Reading passage ->
Fire safety signs are designed to point out emergency firefighting equipment and fire exits. Lastly, non-hazard signs communicate general safety facility information through simple text and clear symbols, but shouldn’t be used to communicate risks, hazards, or dangers. Technically speaking they are not safety signs but they do promote a safer workplace.  

Learn Where to Place Them

It can be difficult to know where and when signs should be placed. You can look at OSHA’s rule 29 CFR 1910.145(f)(3) to see when and where signs should be placed throughout a facility and prevent accidental injury or illness to employees who’re exposed to hazardous or potentially hazardous conditions, operations, or equipment. The rule states that once it is determined that safety signage is needed, signs must be placed “as close as safely possible” to the nearby hazard.

Layout dataset entries

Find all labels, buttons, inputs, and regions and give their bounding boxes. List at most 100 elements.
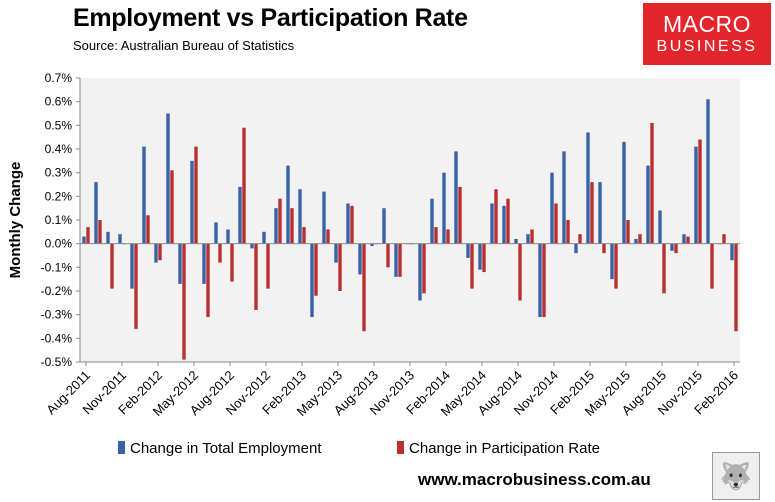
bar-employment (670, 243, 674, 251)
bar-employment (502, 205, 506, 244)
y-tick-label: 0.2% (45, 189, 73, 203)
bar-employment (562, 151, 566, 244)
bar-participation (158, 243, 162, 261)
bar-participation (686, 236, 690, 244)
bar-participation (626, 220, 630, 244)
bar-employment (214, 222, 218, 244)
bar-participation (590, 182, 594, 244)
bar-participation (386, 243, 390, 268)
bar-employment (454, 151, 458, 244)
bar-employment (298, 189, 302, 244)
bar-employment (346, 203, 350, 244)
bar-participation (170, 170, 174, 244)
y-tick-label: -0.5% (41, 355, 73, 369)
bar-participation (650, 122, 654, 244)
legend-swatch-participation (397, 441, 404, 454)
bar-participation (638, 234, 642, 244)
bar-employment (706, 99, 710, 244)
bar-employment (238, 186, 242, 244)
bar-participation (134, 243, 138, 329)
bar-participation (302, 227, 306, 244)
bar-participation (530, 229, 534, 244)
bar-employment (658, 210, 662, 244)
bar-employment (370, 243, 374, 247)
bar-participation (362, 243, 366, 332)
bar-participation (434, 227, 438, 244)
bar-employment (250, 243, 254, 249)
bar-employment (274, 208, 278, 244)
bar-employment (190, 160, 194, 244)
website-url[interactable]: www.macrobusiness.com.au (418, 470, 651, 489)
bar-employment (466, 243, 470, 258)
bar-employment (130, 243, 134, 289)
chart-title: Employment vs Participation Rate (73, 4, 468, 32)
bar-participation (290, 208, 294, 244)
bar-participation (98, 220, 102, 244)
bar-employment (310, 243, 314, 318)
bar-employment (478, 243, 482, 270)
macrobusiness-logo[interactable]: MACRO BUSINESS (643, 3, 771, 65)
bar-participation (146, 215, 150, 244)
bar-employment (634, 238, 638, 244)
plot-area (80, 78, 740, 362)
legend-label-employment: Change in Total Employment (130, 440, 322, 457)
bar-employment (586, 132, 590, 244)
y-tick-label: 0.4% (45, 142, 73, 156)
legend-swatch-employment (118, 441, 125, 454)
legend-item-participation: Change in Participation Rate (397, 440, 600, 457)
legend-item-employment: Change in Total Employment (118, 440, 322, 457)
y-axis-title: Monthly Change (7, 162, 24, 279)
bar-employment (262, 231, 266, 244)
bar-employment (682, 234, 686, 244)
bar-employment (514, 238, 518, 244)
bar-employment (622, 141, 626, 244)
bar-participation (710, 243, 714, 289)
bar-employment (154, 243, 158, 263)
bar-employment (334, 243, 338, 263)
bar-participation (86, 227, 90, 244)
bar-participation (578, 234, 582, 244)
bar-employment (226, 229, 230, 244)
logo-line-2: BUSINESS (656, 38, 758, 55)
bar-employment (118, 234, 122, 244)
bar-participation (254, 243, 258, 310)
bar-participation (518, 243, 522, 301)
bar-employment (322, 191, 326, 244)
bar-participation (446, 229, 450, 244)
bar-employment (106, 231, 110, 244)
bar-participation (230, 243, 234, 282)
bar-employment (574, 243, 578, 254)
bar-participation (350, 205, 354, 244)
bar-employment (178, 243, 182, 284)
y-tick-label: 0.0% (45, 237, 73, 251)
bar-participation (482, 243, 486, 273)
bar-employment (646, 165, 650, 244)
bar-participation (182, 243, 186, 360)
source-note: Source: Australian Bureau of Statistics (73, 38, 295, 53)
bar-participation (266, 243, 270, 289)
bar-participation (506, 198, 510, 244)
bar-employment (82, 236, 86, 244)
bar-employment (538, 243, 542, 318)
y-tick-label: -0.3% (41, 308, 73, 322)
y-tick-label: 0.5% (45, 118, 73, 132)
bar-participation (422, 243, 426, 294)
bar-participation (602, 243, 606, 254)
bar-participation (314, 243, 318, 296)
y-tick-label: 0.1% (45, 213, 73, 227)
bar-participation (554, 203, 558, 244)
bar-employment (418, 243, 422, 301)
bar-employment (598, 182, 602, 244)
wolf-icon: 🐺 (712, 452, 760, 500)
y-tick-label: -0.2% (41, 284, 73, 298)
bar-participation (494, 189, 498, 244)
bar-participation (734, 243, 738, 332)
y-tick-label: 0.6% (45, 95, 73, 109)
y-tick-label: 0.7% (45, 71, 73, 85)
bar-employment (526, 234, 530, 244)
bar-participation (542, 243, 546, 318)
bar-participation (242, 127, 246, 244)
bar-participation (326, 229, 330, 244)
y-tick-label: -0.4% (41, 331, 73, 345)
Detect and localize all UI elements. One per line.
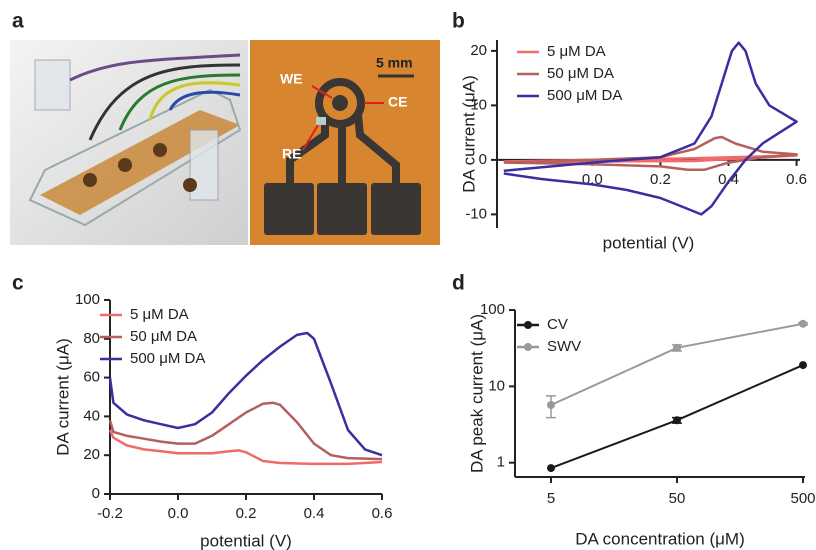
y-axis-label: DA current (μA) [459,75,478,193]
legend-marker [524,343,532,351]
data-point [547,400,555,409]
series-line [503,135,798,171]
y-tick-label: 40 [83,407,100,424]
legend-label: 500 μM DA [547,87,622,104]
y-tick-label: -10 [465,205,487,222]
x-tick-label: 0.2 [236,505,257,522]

Complete the following ->
a) In the passage on workplace safety signs, translate this sentence into Spanish: "The rule states that once it is determined that safety signage is needed, signs must be placed “as close as safely possible” to the nearby hazard."
b) Continue the passage on workplace safety signs, starting after its last sentence.

Solved tasks ->
a) La norma establece que, una vez que se determina que se necesita señalización de seguridad, las señales deben colocarse «tan cerca como sea posible de forma segura» del peligro cercano.

b)
If you wonder where exactly to place certain types of signs, check with OSHA as it outlines different guidelines for placement, depending on the type of sign and remember that workers must be able to see the signs from a safe distance and be able to react appropriately before being exposed to it.

Final Thoughts

To ensure proper safety and protection of your employees, it’s your responsibility as an employer to look at the OSHA requirements for safety signage as a way to alert and inform viewers about possible hazards and dangers. This will result in a safer and more productive work environment.